* **Exercise description**
Below is a listing; write it out exactly and drop any images from it.

[Start Data provided]

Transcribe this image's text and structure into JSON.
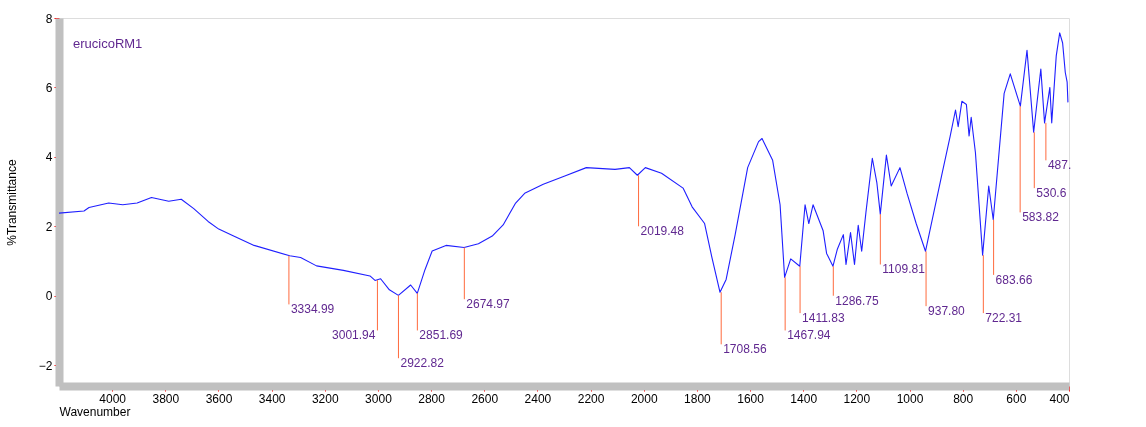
{
  "chart_data": {
    "type": "line",
    "title": "erucicoRM1",
    "xlabel": "Wavenumber",
    "ylabel": "%Transmittance",
    "xlim": [
      4200,
      400
    ],
    "xticks": [
      4000,
      3800,
      3600,
      3400,
      3200,
      3000,
      2800,
      2600,
      2400,
      2200,
      2000,
      1800,
      1600,
      1400,
      1200,
      1000,
      800,
      600,
      400
    ],
    "ylim": [
      -2.6,
      8
    ],
    "yticks": [
      -2,
      0,
      2,
      4,
      6,
      8
    ],
    "grid": false,
    "marker": "none",
    "line_style": "solid",
    "series": [
      {
        "color": "#1f1fff",
        "x": [
          4200,
          4106,
          4087,
          4013,
          3960,
          3906,
          3852,
          3787,
          3740,
          3693,
          3639,
          3599,
          3545,
          3466,
          3332,
          3291,
          3231,
          3130,
          3030,
          3011,
          2990,
          2957,
          2923,
          2877,
          2852,
          2823,
          2796,
          2744,
          2676,
          2622,
          2570,
          2529,
          2482,
          2448,
          2378,
          2297,
          2216,
          2108,
          2054,
          2024,
          1994,
          1933,
          1852,
          1818,
          1771,
          1744,
          1713,
          1690,
          1656,
          1609,
          1568,
          1555,
          1515,
          1487,
          1470,
          1447,
          1413,
          1393,
          1379,
          1363,
          1325,
          1312,
          1288,
          1272,
          1249,
          1239,
          1222,
          1207,
          1193,
          1180,
          1164,
          1140,
          1123,
          1110,
          1087,
          1069,
          1036,
          1009,
          975,
          940,
          879,
          847,
          827,
          817,
          803,
          786,
          776,
          768,
          752,
          725,
          702,
          685,
          644,
          621,
          583,
          558,
          533,
          506,
          492,
          472,
          465,
          448,
          435,
          424,
          414,
          407,
          404
        ],
        "values": [
          2.38,
          2.44,
          2.54,
          2.67,
          2.62,
          2.67,
          2.83,
          2.72,
          2.78,
          2.51,
          2.14,
          1.92,
          1.73,
          1.45,
          1.15,
          1.1,
          0.86,
          0.73,
          0.57,
          0.44,
          0.49,
          0.17,
          0.01,
          0.31,
          0.07,
          0.75,
          1.29,
          1.45,
          1.39,
          1.5,
          1.72,
          2.04,
          2.67,
          2.95,
          3.21,
          3.45,
          3.69,
          3.64,
          3.69,
          3.47,
          3.69,
          3.53,
          3.1,
          2.56,
          2.08,
          1.12,
          0.1,
          0.47,
          1.76,
          3.69,
          4.44,
          4.53,
          3.9,
          2.62,
          0.53,
          1.06,
          0.85,
          2.62,
          2.08,
          2.62,
          1.87,
          1.22,
          0.85,
          1.33,
          1.76,
          0.9,
          1.82,
          0.9,
          2.03,
          1.28,
          2.4,
          3.96,
          3.26,
          2.35,
          4.05,
          3.16,
          3.69,
          2.94,
          2.08,
          1.28,
          3.47,
          4.6,
          5.35,
          4.87,
          5.6,
          5.51,
          4.6,
          5.14,
          4.12,
          1.17,
          3.16,
          2.19,
          5.83,
          6.39,
          5.46,
          7.07,
          4.71,
          6.53,
          4.98,
          6.0,
          4.98,
          6.91,
          7.57,
          7.28,
          6.43,
          6.15,
          5.57
        ]
      }
    ],
    "annotations": [
      {
        "text": "3334.99",
        "x": 3334.99,
        "y": 1.15
      },
      {
        "text": "3001.94",
        "x": 3001.94,
        "y": 0.45
      },
      {
        "text": "2922.82",
        "x": 2922.82,
        "y": 0.01
      },
      {
        "text": "2851.69",
        "x": 2851.69,
        "y": 0.07
      },
      {
        "text": "2674.97",
        "x": 2674.97,
        "y": 1.39
      },
      {
        "text": "2019.48",
        "x": 2019.48,
        "y": 3.47
      },
      {
        "text": "1708.56",
        "x": 1708.56,
        "y": 0.1
      },
      {
        "text": "1467.94",
        "x": 1467.94,
        "y": 0.53
      },
      {
        "text": "1411.83",
        "x": 1411.83,
        "y": 0.85
      },
      {
        "text": "1286.75",
        "x": 1286.75,
        "y": 0.85
      },
      {
        "text": "1109.81",
        "x": 1109.81,
        "y": 2.35
      },
      {
        "text": "937.80",
        "x": 937.8,
        "y": 1.28
      },
      {
        "text": "722.31",
        "x": 722.31,
        "y": 1.17
      },
      {
        "text": "683.66",
        "x": 683.66,
        "y": 2.19
      },
      {
        "text": "583.82",
        "x": 583.82,
        "y": 5.46
      },
      {
        "text": "530.6",
        "x": 530.6,
        "y": 4.71
      },
      {
        "text": "487.",
        "x": 487.0,
        "y": 4.98
      }
    ]
  }
}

[End Data provided]

* **Response below**
Transcribe this image's text and structure into JSON.
{
  "chart_data": {
    "type": "line",
    "title": "erucicoRM1",
    "xlabel": "Wavenumber",
    "ylabel": "%Transmittance",
    "xlim": [
      4200,
      400
    ],
    "xticks": [
      4000,
      3800,
      3600,
      3400,
      3200,
      3000,
      2800,
      2600,
      2400,
      2200,
      2000,
      1800,
      1600,
      1400,
      1200,
      1000,
      800,
      600,
      400
    ],
    "ylim": [
      -2.6,
      8
    ],
    "yticks": [
      -2,
      0,
      2,
      4,
      6,
      8
    ],
    "grid": false,
    "marker": "none",
    "line_style": "solid",
    "series": [
      {
        "color": "#1f1fff",
        "x": [
          4200,
          4106,
          4087,
          4013,
          3960,
          3906,
          3852,
          3787,
          3740,
          3693,
          3639,
          3599,
          3545,
          3466,
          3332,
          3291,
          3231,
          3130,
          3030,
          3011,
          2990,
          2957,
          2923,
          2877,
          2852,
          2823,
          2796,
          2744,
          2676,
          2622,
          2570,
          2529,
          2482,
          2448,
          2378,
          2297,
          2216,
          2108,
          2054,
          2024,
          1994,
          1933,
          1852,
          1818,
          1771,
          1744,
          1713,
          1690,
          1656,
          1609,
          1568,
          1555,
          1515,
          1487,
          1470,
          1447,
          1413,
          1393,
          1379,
          1363,
          1325,
          1312,
          1288,
          1272,
          1249,
          1239,
          1222,
          1207,
          1193,
          1180,
          1164,
          1140,
          1123,
          1110,
          1087,
          1069,
          1036,
          1009,
          975,
          940,
          879,
          847,
          827,
          817,
          803,
          786,
          776,
          768,
          752,
          725,
          702,
          685,
          644,
          621,
          583,
          558,
          533,
          506,
          492,
          472,
          465,
          448,
          435,
          424,
          414,
          407,
          404
        ],
        "values": [
          2.38,
          2.44,
          2.54,
          2.67,
          2.62,
          2.67,
          2.83,
          2.72,
          2.78,
          2.51,
          2.14,
          1.92,
          1.73,
          1.45,
          1.15,
          1.1,
          0.86,
          0.73,
          0.57,
          0.44,
          0.49,
          0.17,
          0.01,
          0.31,
          0.07,
          0.75,
          1.29,
          1.45,
          1.39,
          1.5,
          1.72,
          2.04,
          2.67,
          2.95,
          3.21,
          3.45,
          3.69,
          3.64,
          3.69,
          3.47,
          3.69,
          3.53,
          3.1,
          2.56,
          2.08,
          1.12,
          0.1,
          0.47,
          1.76,
          3.69,
          4.44,
          4.53,
          3.9,
          2.62,
          0.53,
          1.06,
          0.85,
          2.62,
          2.08,
          2.62,
          1.87,
          1.22,
          0.85,
          1.33,
          1.76,
          0.9,
          1.82,
          0.9,
          2.03,
          1.28,
          2.4,
          3.96,
          3.26,
          2.35,
          4.05,
          3.16,
          3.69,
          2.94,
          2.08,
          1.28,
          3.47,
          4.6,
          5.35,
          4.87,
          5.6,
          5.51,
          4.6,
          5.14,
          4.12,
          1.17,
          3.16,
          2.19,
          5.83,
          6.39,
          5.46,
          7.07,
          4.71,
          6.53,
          4.98,
          6.0,
          4.98,
          6.91,
          7.57,
          7.28,
          6.43,
          6.15,
          5.57
        ]
      }
    ],
    "annotations": [
      {
        "text": "3334.99",
        "x": 3334.99,
        "y": 1.15
      },
      {
        "text": "3001.94",
        "x": 3001.94,
        "y": 0.45
      },
      {
        "text": "2922.82",
        "x": 2922.82,
        "y": 0.01
      },
      {
        "text": "2851.69",
        "x": 2851.69,
        "y": 0.07
      },
      {
        "text": "2674.97",
        "x": 2674.97,
        "y": 1.39
      },
      {
        "text": "2019.48",
        "x": 2019.48,
        "y": 3.47
      },
      {
        "text": "1708.56",
        "x": 1708.56,
        "y": 0.1
      },
      {
        "text": "1467.94",
        "x": 1467.94,
        "y": 0.53
      },
      {
        "text": "1411.83",
        "x": 1411.83,
        "y": 0.85
      },
      {
        "text": "1286.75",
        "x": 1286.75,
        "y": 0.85
      },
      {
        "text": "1109.81",
        "x": 1109.81,
        "y": 2.35
      },
      {
        "text": "937.80",
        "x": 937.8,
        "y": 1.28
      },
      {
        "text": "722.31",
        "x": 722.31,
        "y": 1.17
      },
      {
        "text": "683.66",
        "x": 683.66,
        "y": 2.19
      },
      {
        "text": "583.82",
        "x": 583.82,
        "y": 5.46
      },
      {
        "text": "530.6",
        "x": 530.6,
        "y": 4.71
      },
      {
        "text": "487.",
        "x": 487.0,
        "y": 4.98
      }
    ]
  }
}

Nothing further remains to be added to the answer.